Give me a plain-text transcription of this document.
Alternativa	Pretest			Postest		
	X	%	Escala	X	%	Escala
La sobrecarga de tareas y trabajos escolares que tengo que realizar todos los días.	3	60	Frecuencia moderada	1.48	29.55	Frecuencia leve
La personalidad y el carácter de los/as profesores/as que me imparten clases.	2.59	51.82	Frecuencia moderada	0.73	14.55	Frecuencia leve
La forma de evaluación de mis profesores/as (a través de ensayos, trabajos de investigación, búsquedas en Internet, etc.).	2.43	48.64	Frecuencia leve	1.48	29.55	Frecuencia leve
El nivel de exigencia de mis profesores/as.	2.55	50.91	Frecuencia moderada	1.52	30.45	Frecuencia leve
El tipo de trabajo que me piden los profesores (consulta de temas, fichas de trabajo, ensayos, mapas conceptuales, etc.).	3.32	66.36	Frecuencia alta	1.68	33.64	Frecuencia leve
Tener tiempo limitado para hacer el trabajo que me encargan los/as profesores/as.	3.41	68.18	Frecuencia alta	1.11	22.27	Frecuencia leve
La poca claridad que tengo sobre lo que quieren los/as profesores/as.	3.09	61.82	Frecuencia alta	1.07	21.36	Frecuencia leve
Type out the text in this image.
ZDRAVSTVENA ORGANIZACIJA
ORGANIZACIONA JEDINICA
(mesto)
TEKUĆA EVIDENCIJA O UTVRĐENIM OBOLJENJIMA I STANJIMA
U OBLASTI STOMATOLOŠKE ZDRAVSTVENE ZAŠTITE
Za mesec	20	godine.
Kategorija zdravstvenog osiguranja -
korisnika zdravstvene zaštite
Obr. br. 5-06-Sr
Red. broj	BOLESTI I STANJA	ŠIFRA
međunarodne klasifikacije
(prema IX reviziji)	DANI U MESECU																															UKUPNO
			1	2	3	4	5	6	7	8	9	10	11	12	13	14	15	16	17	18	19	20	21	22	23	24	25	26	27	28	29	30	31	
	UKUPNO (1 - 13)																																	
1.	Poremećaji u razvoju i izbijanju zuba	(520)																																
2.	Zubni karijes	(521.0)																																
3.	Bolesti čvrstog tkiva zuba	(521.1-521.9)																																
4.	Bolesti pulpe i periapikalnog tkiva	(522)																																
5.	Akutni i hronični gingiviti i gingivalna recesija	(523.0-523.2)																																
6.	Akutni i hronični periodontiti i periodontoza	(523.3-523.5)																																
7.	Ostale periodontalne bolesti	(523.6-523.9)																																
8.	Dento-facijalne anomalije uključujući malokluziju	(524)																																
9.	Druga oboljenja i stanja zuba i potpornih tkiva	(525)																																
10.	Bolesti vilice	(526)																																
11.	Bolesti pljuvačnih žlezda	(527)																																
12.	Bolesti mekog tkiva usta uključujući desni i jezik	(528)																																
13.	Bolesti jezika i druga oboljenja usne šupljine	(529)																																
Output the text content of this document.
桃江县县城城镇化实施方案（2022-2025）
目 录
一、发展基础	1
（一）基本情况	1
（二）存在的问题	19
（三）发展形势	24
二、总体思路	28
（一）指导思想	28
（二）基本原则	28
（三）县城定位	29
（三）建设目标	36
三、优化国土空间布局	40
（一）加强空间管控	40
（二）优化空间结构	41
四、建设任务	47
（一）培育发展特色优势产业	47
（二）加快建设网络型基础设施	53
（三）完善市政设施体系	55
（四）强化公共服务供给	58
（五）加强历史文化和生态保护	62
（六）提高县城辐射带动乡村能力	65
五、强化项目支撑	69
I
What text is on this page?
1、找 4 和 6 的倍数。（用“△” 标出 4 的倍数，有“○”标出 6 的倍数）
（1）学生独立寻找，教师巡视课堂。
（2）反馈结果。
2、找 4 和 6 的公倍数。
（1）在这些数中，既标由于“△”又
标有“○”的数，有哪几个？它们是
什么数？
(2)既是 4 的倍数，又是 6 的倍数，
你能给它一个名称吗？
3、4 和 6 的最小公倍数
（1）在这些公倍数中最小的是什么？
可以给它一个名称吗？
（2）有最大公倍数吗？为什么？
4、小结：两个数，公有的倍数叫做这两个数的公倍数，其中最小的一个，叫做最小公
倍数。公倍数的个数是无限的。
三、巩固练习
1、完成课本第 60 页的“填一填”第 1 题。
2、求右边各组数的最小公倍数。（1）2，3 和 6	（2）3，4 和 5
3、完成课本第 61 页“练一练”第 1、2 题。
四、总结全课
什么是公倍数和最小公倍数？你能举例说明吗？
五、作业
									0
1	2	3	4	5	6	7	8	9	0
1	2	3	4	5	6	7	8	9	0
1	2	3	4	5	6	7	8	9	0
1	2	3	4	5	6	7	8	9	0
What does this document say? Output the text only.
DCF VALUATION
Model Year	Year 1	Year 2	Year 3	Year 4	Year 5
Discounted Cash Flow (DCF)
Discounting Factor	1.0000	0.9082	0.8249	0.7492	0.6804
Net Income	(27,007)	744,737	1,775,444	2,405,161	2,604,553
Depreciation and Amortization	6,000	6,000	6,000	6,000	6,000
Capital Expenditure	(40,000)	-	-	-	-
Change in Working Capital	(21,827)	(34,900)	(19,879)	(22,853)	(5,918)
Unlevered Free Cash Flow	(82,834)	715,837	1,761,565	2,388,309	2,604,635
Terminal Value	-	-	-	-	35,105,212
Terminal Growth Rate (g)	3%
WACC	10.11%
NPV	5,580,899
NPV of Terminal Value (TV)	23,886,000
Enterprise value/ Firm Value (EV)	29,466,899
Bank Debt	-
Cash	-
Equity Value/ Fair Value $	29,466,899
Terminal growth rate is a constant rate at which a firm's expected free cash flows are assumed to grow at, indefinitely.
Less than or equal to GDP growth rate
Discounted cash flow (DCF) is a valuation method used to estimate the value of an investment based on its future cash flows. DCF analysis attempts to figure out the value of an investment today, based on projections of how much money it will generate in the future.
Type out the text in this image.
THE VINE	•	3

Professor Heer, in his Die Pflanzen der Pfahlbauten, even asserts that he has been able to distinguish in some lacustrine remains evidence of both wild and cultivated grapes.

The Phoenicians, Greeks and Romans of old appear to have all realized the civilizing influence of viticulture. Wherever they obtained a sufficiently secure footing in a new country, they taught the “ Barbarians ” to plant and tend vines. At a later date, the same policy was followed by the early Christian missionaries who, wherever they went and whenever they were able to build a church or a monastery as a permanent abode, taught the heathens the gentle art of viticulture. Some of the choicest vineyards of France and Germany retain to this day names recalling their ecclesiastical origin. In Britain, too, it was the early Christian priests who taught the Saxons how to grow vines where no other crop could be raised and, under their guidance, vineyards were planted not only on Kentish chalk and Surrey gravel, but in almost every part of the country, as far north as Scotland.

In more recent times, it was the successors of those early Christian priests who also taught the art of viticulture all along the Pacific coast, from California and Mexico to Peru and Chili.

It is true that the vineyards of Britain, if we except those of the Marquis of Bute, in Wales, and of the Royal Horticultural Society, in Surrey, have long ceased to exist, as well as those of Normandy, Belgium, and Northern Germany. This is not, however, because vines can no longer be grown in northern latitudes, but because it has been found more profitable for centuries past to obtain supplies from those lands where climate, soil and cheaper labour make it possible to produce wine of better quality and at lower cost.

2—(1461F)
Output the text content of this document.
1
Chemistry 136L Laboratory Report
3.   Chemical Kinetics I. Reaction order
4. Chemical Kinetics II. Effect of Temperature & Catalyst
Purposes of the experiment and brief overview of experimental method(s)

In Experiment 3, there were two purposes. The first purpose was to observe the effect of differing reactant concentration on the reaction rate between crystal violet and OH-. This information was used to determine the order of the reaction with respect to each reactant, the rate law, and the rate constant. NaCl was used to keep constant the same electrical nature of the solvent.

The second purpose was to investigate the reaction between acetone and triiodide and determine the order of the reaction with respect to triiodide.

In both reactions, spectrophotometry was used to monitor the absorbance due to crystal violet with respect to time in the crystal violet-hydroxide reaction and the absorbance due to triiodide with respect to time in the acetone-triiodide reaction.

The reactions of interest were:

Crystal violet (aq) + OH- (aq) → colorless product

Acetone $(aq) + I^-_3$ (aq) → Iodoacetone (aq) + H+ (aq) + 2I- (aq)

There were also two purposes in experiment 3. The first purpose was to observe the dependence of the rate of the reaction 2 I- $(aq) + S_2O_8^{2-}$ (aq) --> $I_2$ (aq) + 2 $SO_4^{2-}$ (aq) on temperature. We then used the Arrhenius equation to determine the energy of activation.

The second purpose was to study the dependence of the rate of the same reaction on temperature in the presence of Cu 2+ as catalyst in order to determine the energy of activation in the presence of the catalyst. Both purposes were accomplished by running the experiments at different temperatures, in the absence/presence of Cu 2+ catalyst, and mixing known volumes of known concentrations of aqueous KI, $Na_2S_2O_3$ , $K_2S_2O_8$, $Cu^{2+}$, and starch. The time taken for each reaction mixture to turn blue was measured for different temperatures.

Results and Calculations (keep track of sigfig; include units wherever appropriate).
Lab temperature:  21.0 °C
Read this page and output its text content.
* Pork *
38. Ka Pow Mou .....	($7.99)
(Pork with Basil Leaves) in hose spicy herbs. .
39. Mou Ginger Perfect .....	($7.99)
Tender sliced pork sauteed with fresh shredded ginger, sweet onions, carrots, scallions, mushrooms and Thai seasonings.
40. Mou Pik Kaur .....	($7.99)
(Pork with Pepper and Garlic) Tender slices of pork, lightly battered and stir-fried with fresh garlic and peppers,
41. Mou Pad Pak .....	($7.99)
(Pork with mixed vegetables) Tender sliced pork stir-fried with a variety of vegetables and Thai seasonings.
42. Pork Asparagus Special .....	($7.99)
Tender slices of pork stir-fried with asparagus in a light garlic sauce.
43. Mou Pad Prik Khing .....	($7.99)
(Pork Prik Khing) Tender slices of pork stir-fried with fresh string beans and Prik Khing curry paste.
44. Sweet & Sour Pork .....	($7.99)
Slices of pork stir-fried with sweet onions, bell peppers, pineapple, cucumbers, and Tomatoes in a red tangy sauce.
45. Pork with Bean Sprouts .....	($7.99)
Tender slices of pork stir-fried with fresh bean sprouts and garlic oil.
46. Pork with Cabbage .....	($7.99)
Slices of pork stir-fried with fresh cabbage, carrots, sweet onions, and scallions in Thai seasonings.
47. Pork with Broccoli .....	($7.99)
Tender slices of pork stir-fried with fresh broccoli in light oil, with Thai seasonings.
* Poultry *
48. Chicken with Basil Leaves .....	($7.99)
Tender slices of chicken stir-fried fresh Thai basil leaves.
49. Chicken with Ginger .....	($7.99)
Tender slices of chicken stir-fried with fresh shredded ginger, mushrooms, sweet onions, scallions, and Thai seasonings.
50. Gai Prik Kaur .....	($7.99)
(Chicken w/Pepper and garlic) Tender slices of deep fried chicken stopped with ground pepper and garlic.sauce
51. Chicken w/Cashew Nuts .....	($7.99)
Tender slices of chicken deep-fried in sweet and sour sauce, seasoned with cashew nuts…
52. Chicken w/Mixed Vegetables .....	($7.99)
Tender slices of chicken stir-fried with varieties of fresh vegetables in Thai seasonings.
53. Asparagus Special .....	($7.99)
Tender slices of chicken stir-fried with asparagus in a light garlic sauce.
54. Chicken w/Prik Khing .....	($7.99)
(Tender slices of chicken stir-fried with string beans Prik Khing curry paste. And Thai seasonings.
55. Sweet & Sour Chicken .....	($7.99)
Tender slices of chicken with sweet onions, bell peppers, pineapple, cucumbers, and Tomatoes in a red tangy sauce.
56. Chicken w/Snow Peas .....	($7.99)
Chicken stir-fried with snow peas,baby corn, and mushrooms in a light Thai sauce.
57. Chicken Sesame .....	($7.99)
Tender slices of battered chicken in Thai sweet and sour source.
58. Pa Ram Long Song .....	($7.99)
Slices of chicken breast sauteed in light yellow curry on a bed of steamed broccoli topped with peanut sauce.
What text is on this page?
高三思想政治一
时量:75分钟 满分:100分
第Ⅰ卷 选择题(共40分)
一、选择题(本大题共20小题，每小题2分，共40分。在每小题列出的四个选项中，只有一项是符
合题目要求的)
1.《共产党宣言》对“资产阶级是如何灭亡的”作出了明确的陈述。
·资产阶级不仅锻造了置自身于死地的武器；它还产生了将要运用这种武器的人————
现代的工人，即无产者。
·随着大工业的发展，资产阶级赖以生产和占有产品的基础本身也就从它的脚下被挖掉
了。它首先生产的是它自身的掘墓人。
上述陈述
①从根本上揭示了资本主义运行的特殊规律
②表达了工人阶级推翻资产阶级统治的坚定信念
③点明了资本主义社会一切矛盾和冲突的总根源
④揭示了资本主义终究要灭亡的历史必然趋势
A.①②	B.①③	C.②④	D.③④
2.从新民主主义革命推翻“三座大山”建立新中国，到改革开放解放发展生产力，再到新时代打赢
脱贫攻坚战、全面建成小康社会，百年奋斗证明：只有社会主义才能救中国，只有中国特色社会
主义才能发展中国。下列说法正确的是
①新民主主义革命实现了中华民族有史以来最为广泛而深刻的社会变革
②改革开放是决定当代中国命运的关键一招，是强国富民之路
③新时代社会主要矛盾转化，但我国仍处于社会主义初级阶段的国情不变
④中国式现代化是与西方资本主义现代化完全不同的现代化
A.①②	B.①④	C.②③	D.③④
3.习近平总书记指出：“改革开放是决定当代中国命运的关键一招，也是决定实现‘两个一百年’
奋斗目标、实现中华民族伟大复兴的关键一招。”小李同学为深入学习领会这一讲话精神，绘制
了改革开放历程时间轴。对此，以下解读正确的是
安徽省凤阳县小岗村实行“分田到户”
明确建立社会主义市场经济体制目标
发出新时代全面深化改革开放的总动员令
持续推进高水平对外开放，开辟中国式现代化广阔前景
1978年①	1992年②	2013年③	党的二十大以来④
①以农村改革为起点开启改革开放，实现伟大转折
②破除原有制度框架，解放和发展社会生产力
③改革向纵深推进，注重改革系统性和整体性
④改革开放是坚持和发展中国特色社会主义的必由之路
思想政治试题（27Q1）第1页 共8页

────────────────

> **What the exercise asks**
In the entries above, find each line with the string "mushrooms" and copy it.

> **Written answer**
Tender sliced pork sauteed with fresh shredded ginger, sweet onions, carrots, scallions, mushrooms and Thai seasonings.
Tender slices of chicken stir-fried with fresh shredded ginger, mushrooms, sweet onions, scallions, and Thai seasonings.
Chicken stir-fried with snow peas,baby corn, and mushrooms in a light Thai sauce.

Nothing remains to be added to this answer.